What the task requires:
Search the entries for the word "envoltório" and return every line where it is found.

═════ Data extract ═════

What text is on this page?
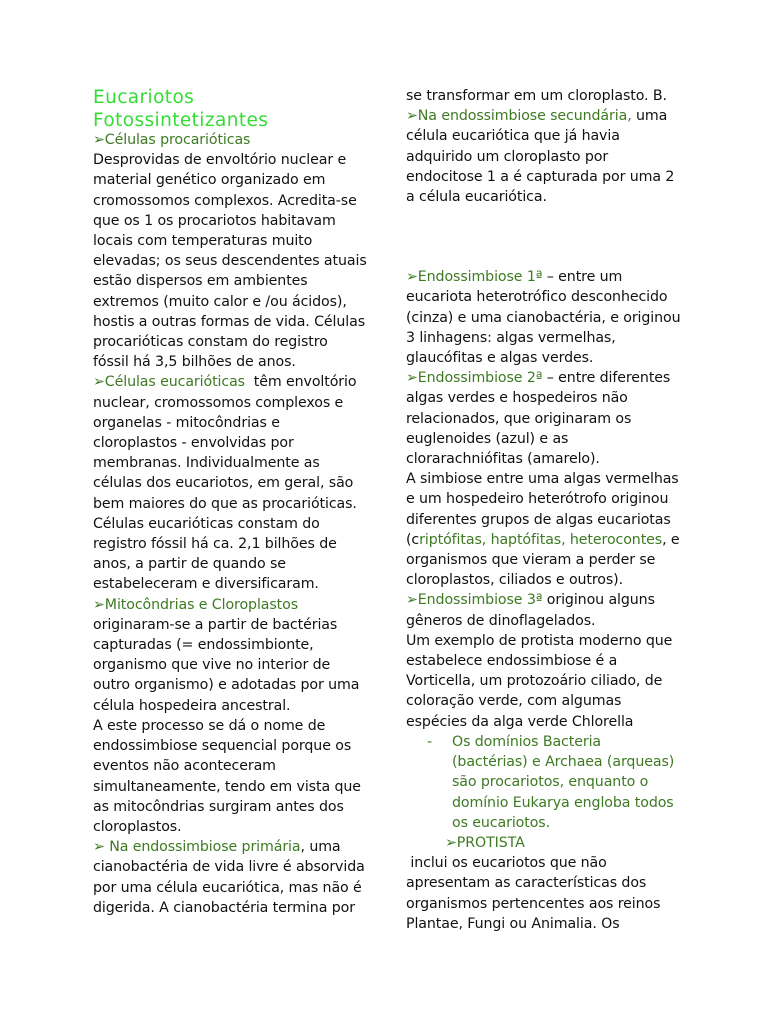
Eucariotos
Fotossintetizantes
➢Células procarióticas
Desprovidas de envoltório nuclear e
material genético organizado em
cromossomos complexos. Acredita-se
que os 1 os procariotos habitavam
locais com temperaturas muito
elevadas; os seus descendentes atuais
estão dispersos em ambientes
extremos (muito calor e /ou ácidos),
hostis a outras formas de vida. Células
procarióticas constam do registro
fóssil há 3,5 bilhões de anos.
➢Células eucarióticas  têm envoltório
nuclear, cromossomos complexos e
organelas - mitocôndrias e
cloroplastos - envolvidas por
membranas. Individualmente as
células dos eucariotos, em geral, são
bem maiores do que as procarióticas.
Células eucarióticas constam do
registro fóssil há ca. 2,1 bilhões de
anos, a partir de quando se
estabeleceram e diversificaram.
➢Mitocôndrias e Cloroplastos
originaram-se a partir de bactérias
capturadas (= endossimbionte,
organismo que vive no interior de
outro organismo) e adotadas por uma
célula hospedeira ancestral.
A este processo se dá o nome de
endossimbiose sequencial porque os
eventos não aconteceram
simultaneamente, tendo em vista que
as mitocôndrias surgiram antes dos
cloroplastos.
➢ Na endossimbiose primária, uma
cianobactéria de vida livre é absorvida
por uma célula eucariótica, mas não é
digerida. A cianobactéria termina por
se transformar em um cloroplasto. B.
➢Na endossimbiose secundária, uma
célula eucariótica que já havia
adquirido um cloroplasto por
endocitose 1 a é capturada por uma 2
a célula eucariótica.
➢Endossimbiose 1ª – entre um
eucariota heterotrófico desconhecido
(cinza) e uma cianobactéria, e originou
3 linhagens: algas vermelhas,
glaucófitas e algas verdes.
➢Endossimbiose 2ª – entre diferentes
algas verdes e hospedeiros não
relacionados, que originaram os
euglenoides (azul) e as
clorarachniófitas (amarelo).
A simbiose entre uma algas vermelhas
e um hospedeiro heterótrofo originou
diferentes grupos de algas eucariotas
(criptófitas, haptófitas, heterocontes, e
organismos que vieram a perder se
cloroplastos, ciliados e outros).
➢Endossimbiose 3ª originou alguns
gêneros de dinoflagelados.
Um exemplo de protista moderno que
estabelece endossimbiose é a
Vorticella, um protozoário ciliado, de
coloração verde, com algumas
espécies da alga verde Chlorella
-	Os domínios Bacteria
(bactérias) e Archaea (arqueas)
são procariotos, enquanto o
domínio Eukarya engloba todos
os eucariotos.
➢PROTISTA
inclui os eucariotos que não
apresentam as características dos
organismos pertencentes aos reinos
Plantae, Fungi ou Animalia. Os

═════

Answer space:
Desprovidas de envoltório nuclear e
➢Células eucarióticas  têm envoltório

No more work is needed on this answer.